======== Dataset records ========
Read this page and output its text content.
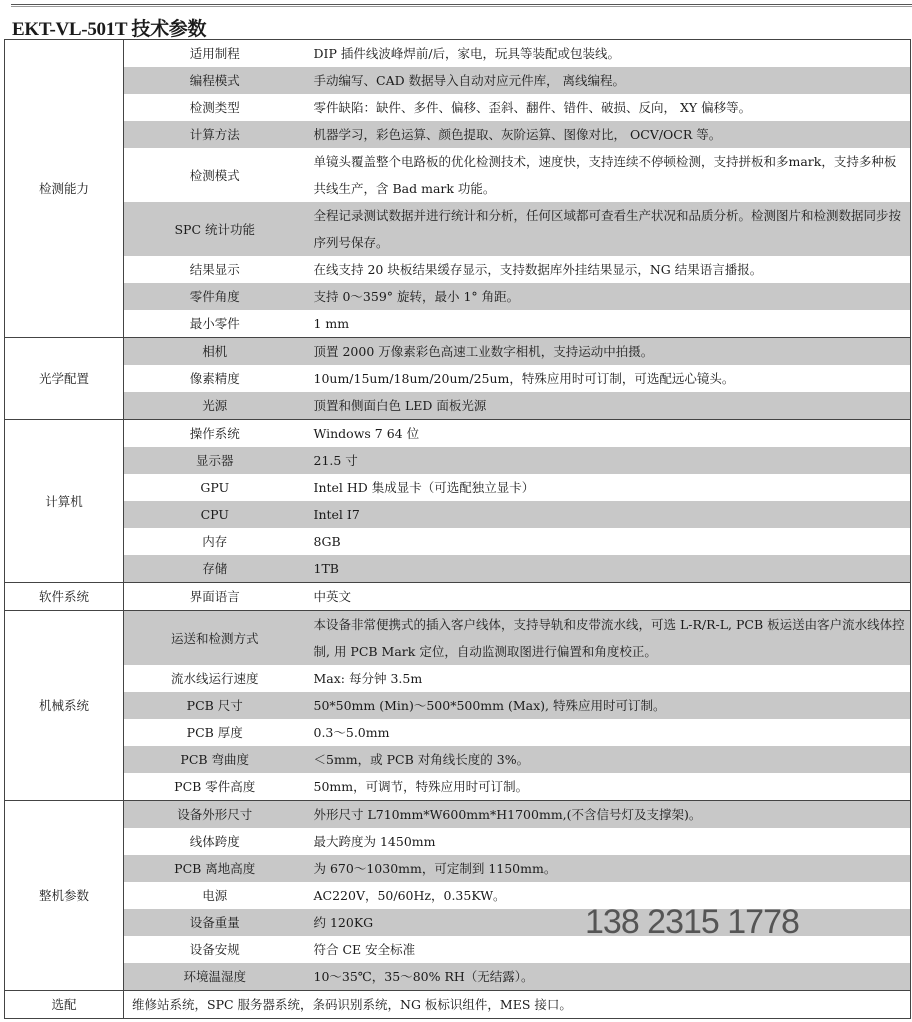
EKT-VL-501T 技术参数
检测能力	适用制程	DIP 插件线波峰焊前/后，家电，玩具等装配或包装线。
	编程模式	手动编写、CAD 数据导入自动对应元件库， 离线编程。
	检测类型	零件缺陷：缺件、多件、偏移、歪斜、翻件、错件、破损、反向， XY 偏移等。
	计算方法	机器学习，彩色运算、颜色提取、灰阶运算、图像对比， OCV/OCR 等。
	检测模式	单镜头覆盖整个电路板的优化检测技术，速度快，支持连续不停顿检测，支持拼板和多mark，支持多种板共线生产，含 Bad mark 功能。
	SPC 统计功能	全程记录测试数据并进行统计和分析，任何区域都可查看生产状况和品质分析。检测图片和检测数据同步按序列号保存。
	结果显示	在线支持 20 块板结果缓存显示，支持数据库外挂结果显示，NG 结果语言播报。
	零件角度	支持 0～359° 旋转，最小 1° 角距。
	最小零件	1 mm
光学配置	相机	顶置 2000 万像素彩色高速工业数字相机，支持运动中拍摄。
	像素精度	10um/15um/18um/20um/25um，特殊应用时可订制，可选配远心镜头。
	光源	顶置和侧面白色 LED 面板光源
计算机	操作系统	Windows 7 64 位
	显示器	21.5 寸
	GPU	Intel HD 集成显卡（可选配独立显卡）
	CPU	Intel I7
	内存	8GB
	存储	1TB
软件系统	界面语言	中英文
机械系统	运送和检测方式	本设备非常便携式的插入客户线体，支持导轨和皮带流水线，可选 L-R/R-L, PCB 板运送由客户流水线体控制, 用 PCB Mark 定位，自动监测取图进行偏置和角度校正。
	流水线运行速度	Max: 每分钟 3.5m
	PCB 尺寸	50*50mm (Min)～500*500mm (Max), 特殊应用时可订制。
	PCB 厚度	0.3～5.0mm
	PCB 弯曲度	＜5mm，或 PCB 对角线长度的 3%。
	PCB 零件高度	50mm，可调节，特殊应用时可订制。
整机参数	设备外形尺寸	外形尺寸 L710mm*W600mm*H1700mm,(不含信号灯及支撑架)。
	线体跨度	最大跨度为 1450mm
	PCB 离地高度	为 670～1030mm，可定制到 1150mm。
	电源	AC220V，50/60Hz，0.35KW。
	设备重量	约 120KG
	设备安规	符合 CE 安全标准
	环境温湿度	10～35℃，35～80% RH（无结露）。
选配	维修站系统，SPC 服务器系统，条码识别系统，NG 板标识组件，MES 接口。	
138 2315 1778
========
======== Dataset records ========
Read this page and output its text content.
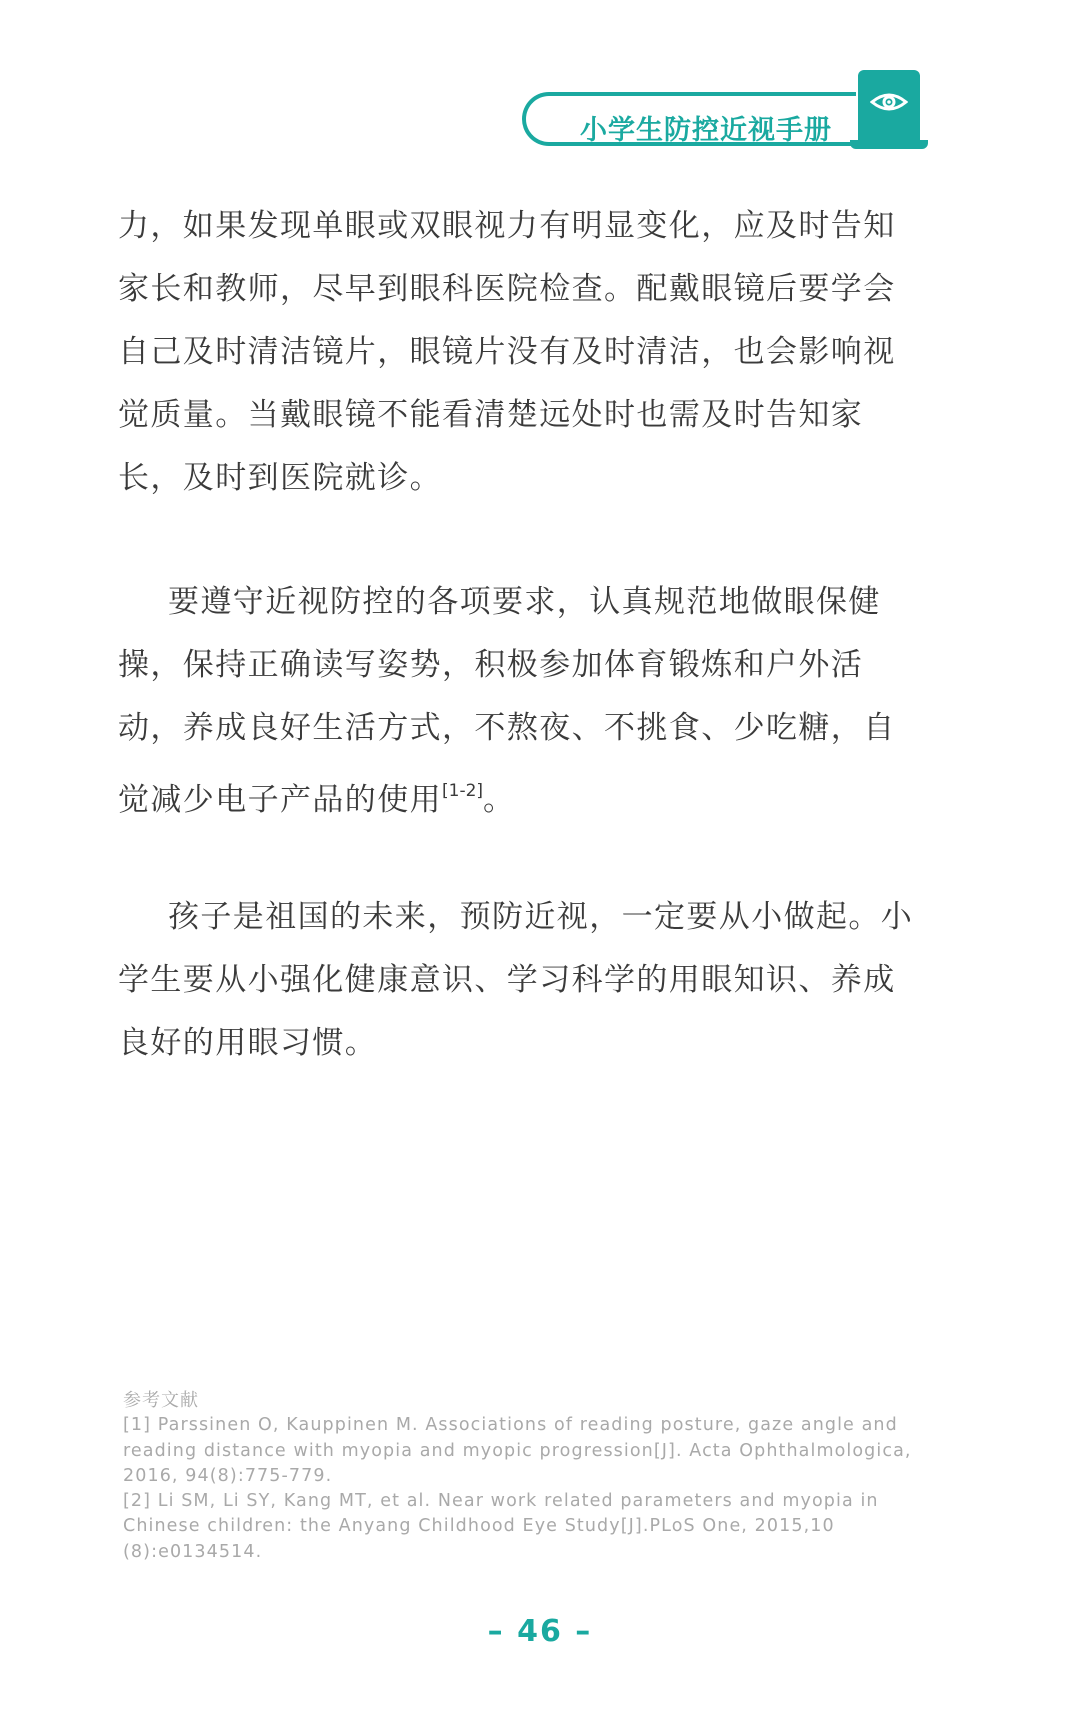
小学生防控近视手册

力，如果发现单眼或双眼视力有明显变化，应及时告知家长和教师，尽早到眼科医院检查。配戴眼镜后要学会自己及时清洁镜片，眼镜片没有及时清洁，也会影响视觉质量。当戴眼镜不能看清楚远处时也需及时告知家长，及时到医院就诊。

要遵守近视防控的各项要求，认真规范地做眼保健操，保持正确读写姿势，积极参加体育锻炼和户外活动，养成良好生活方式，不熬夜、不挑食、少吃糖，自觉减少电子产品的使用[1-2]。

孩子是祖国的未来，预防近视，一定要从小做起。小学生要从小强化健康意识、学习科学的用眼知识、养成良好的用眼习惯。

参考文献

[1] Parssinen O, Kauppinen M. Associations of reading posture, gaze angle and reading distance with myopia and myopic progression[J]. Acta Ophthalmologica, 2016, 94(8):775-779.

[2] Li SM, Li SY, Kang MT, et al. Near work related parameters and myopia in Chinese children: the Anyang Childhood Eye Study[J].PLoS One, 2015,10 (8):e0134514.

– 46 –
========
======== Dataset records ========
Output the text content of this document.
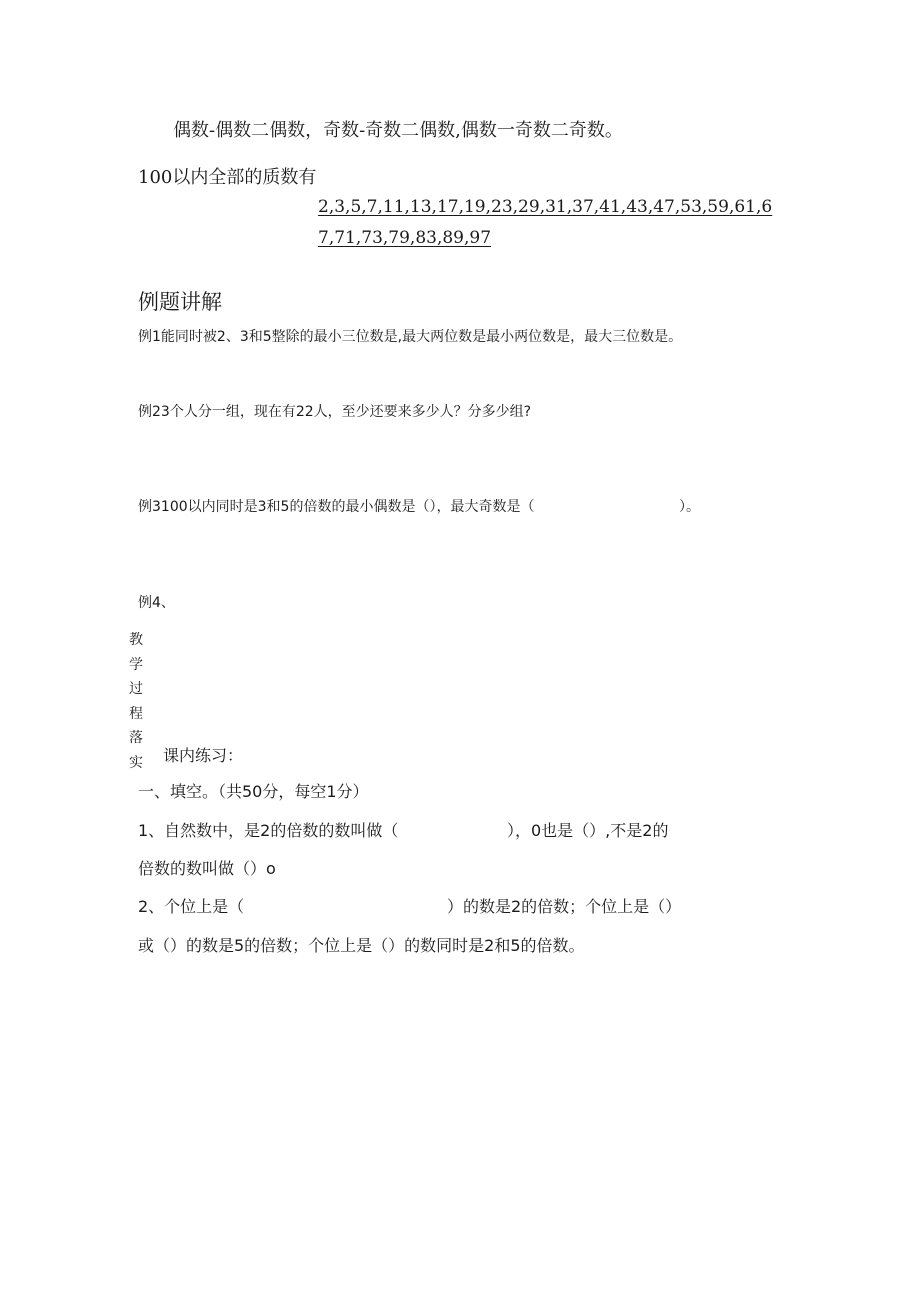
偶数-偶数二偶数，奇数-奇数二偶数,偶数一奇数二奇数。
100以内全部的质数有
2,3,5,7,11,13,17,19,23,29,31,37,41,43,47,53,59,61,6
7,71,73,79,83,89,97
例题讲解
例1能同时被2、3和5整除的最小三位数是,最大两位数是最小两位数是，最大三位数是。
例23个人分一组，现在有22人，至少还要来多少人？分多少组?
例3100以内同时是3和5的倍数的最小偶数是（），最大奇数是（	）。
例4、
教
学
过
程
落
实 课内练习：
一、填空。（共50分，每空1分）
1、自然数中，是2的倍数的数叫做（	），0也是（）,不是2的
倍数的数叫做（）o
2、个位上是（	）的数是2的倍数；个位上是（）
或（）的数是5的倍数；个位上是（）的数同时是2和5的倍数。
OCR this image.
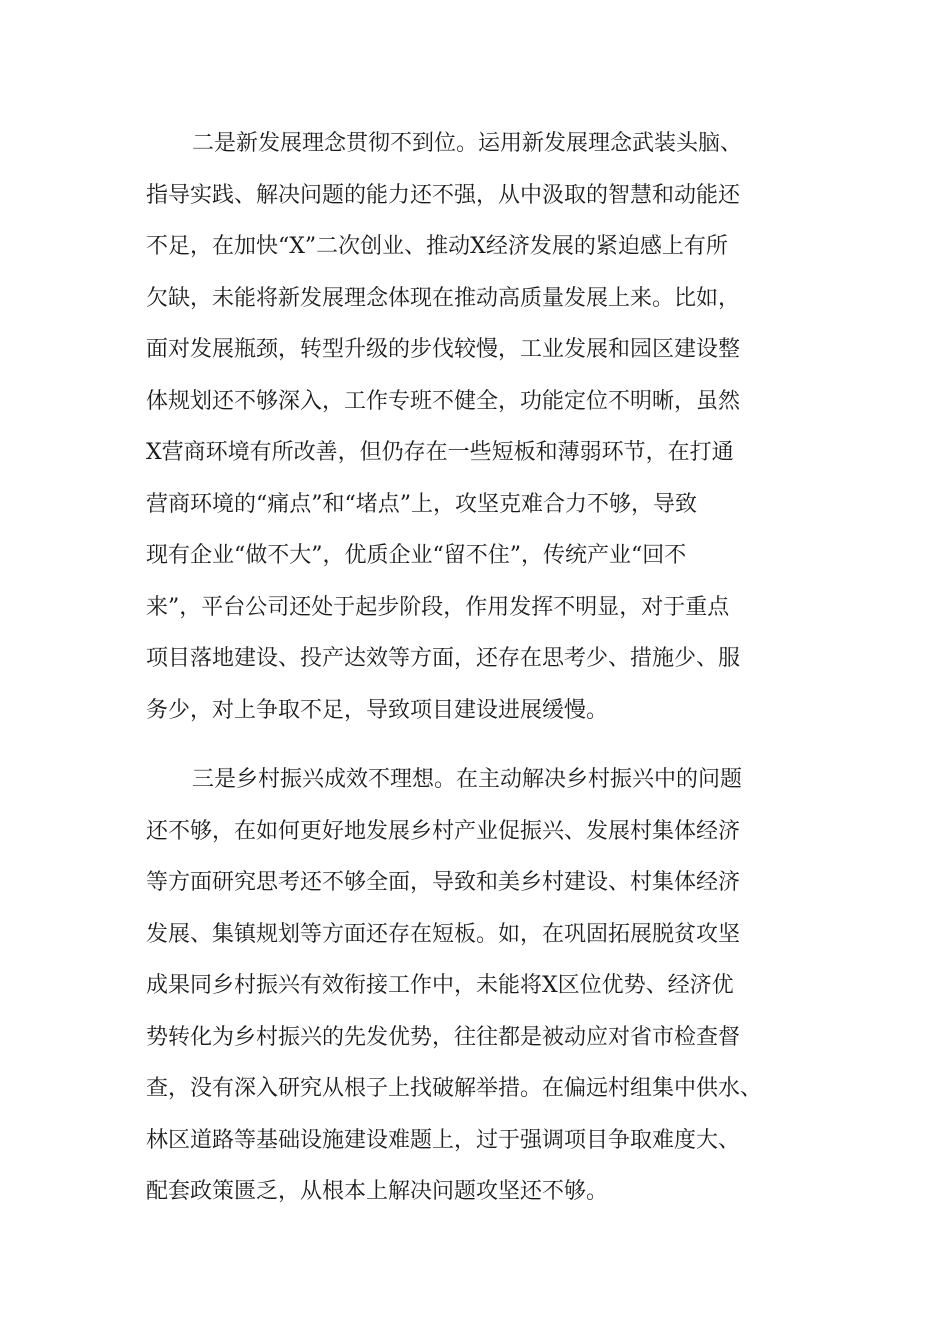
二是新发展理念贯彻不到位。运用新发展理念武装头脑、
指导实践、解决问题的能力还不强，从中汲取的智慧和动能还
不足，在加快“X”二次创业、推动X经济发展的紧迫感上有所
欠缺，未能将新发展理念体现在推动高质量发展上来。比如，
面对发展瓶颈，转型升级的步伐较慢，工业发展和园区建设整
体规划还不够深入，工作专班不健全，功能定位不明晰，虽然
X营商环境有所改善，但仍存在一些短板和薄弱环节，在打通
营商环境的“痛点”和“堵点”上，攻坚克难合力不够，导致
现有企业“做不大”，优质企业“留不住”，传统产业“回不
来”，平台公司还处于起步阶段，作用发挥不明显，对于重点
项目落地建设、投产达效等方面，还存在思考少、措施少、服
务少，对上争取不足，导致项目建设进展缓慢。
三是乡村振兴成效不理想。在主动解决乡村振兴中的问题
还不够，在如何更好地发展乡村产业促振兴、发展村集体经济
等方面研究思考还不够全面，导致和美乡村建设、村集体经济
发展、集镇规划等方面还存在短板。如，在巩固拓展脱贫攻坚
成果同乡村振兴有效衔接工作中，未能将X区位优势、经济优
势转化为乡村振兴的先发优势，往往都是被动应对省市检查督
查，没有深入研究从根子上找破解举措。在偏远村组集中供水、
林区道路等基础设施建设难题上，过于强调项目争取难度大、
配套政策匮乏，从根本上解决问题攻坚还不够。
========
**Exercise**
Filter the records above for lines containing the word "Intel", and copy those lines.

**Solution to the problem**
	GPU	Intel HD 集成显卡（可选配独立显卡）
	CPU	Intel I7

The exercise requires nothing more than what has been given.